** BEGIN Listed entries **

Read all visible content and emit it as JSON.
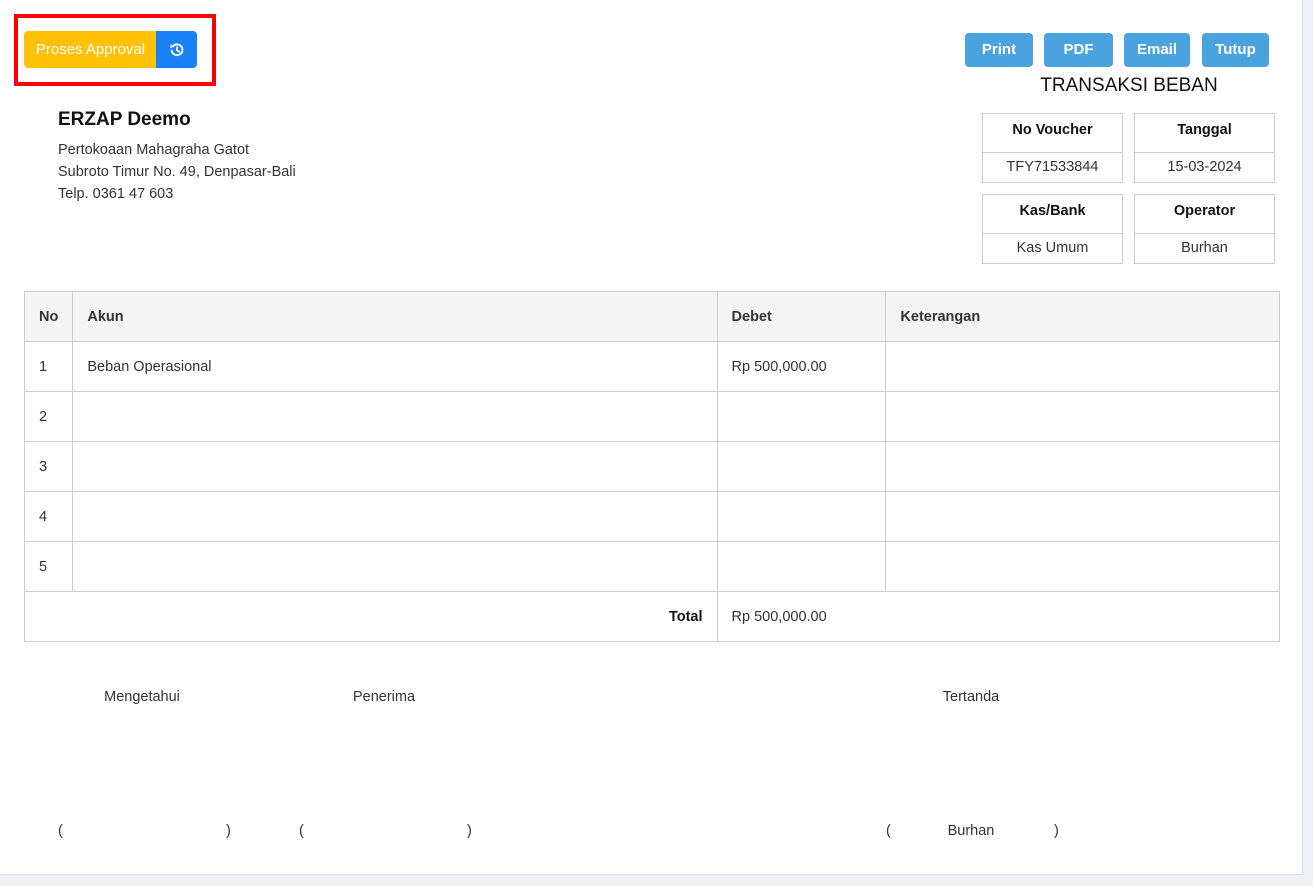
{
  "toolbar": {
    "approval_label": "Proses Approval",
    "history_icon": "history-icon",
    "print_label": "Print",
    "pdf_label": "PDF",
    "email_label": "Email",
    "close_label": "Tutup"
  },
  "colors": {
    "approval": "#ffc107",
    "history": "#1a82f7",
    "action_buttons": "#4aa3de",
    "highlight": "#ff0000"
  },
  "document": {
    "title": "TRANSAKSI BEBAN"
  },
  "company": {
    "name": "ERZAP Deemo",
    "address_line1": "Pertokoaan Mahagraha Gatot",
    "address_line2": "Subroto Timur No. 49, Denpasar-Bali",
    "phone": "Telp. 0361 47 603"
  },
  "info": {
    "voucher_label": "No Voucher",
    "voucher_value": "TFY71533844",
    "date_label": "Tanggal",
    "date_value": "15-03-2024",
    "cash_label": "Kas/Bank",
    "cash_value": "Kas Umum",
    "operator_label": "Operator",
    "operator_value": "Burhan"
  },
  "table": {
    "headers": [
      "No",
      "Akun",
      "Debet",
      "Keterangan"
    ],
    "rows": [
      {
        "no": "1",
        "akun": "Beban Operasional",
        "debet": "Rp 500,000.00",
        "keterangan": ""
      },
      {
        "no": "2",
        "akun": "",
        "debet": "",
        "keterangan": ""
      },
      {
        "no": "3",
        "akun": "",
        "debet": "",
        "keterangan": ""
      },
      {
        "no": "4",
        "akun": "",
        "debet": "",
        "keterangan": ""
      },
      {
        "no": "5",
        "akun": "",
        "debet": "",
        "keterangan": ""
      }
    ],
    "total_label": "Total",
    "total_value": "Rp 500,000.00"
  },
  "signatures": {
    "acknowledged_label": "Mengetahui",
    "receiver_label": "Penerima",
    "signed_label": "Tertanda",
    "signed_name": "Burhan",
    "paren_open": "(",
    "paren_close": ")"
  }
}
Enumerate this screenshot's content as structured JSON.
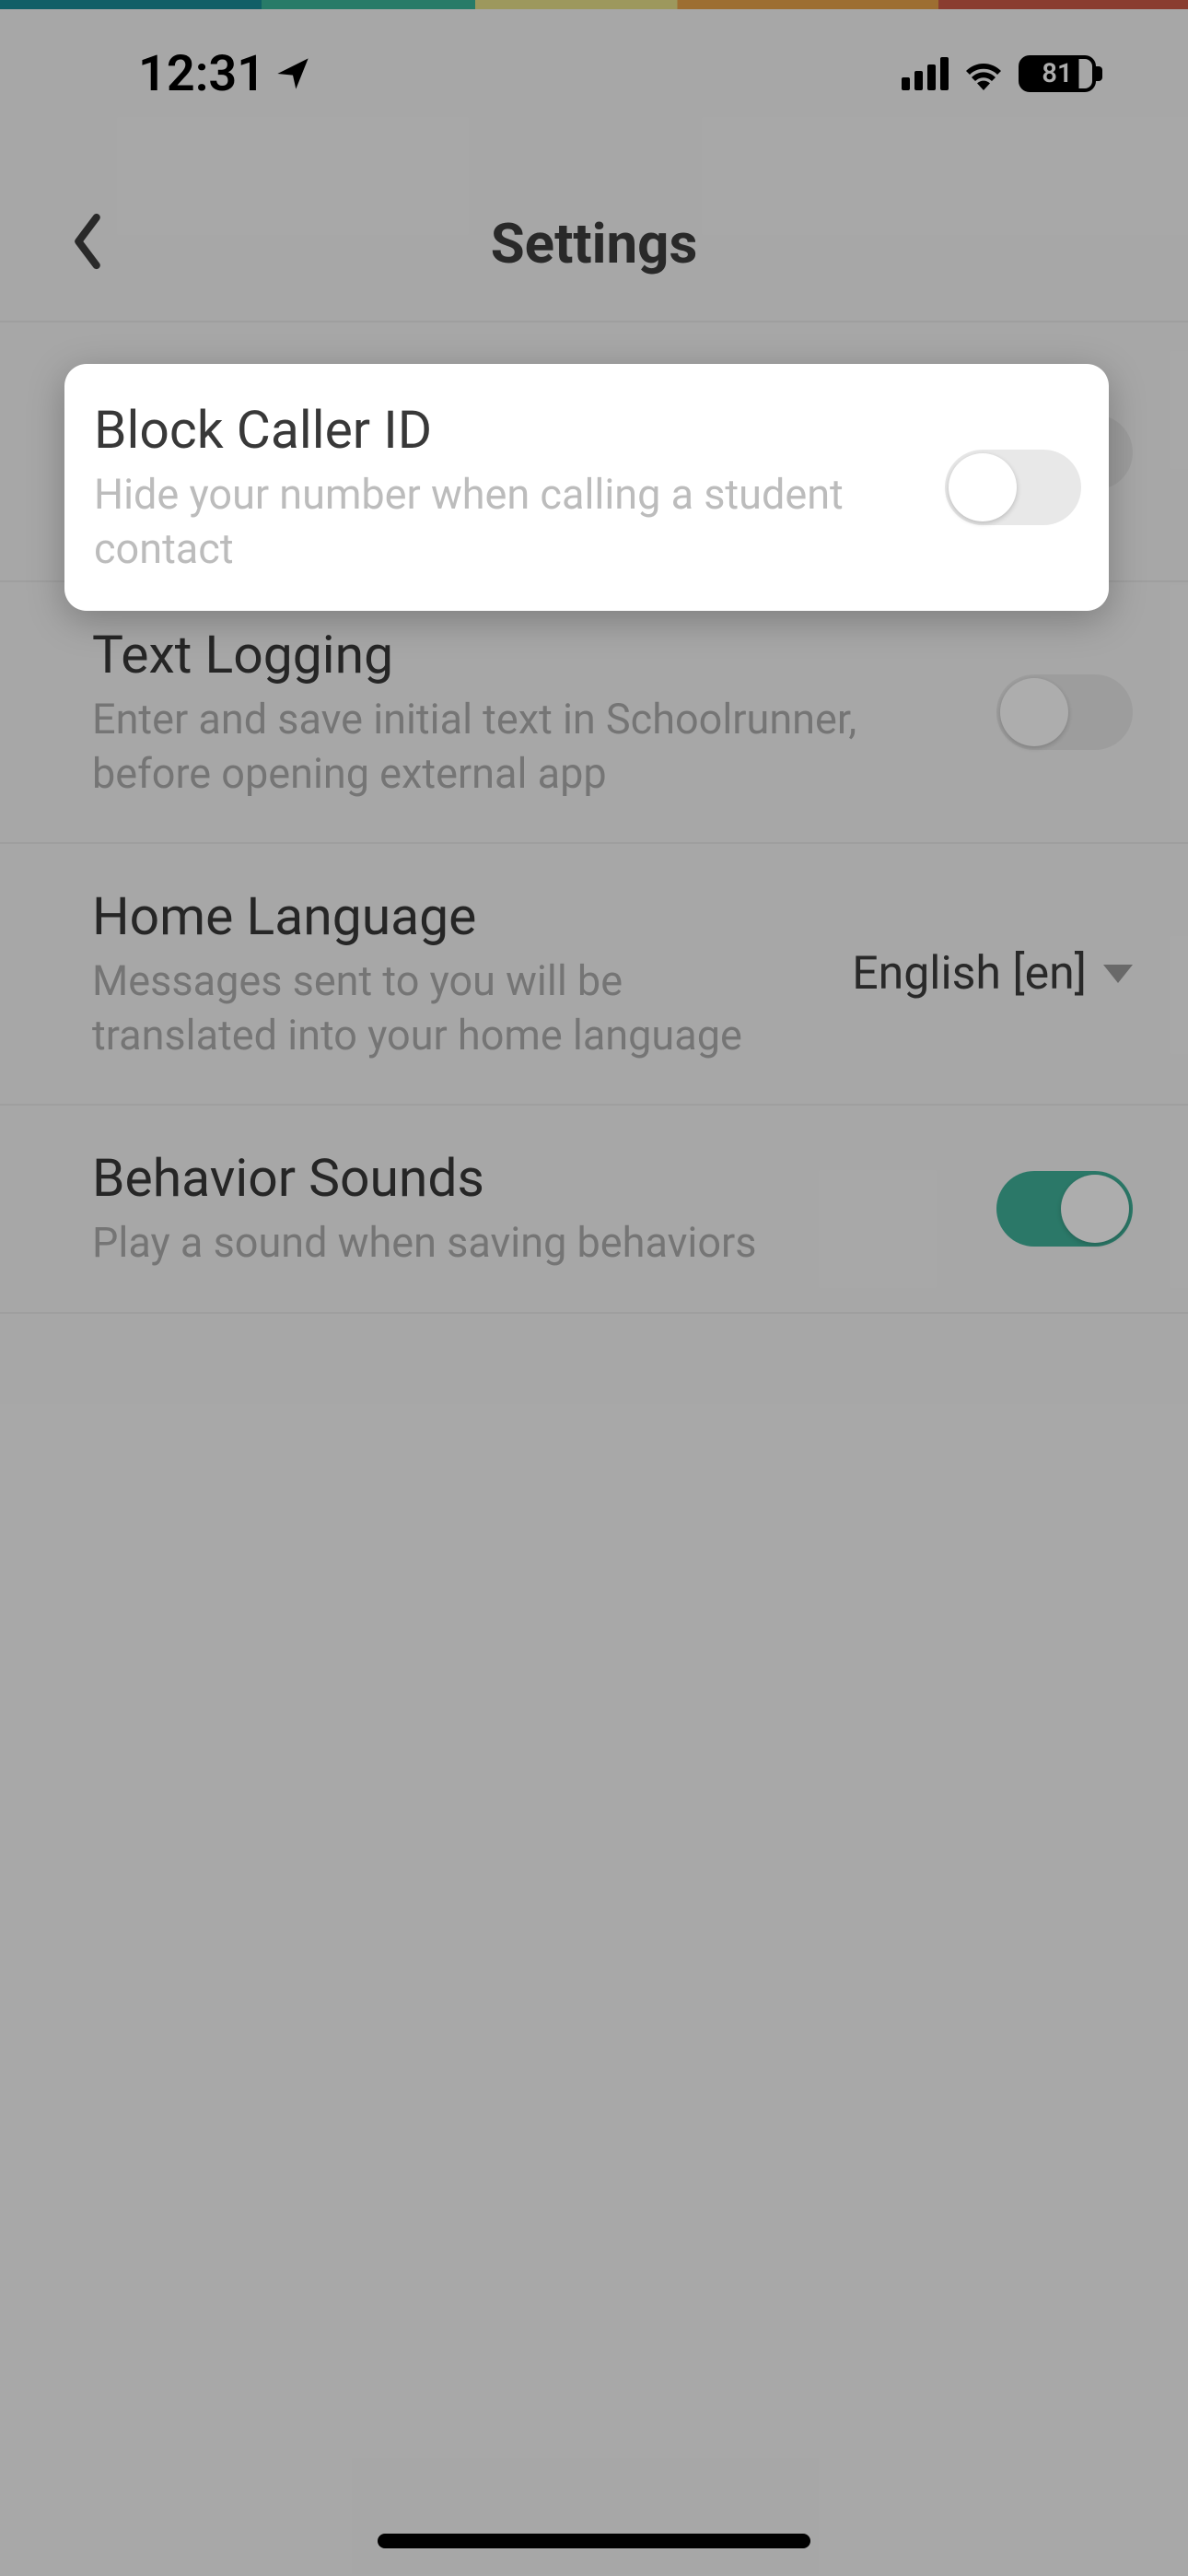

** END Listed entries **

What number of lines in the records contain the word "history"? Answer with that number alone.

2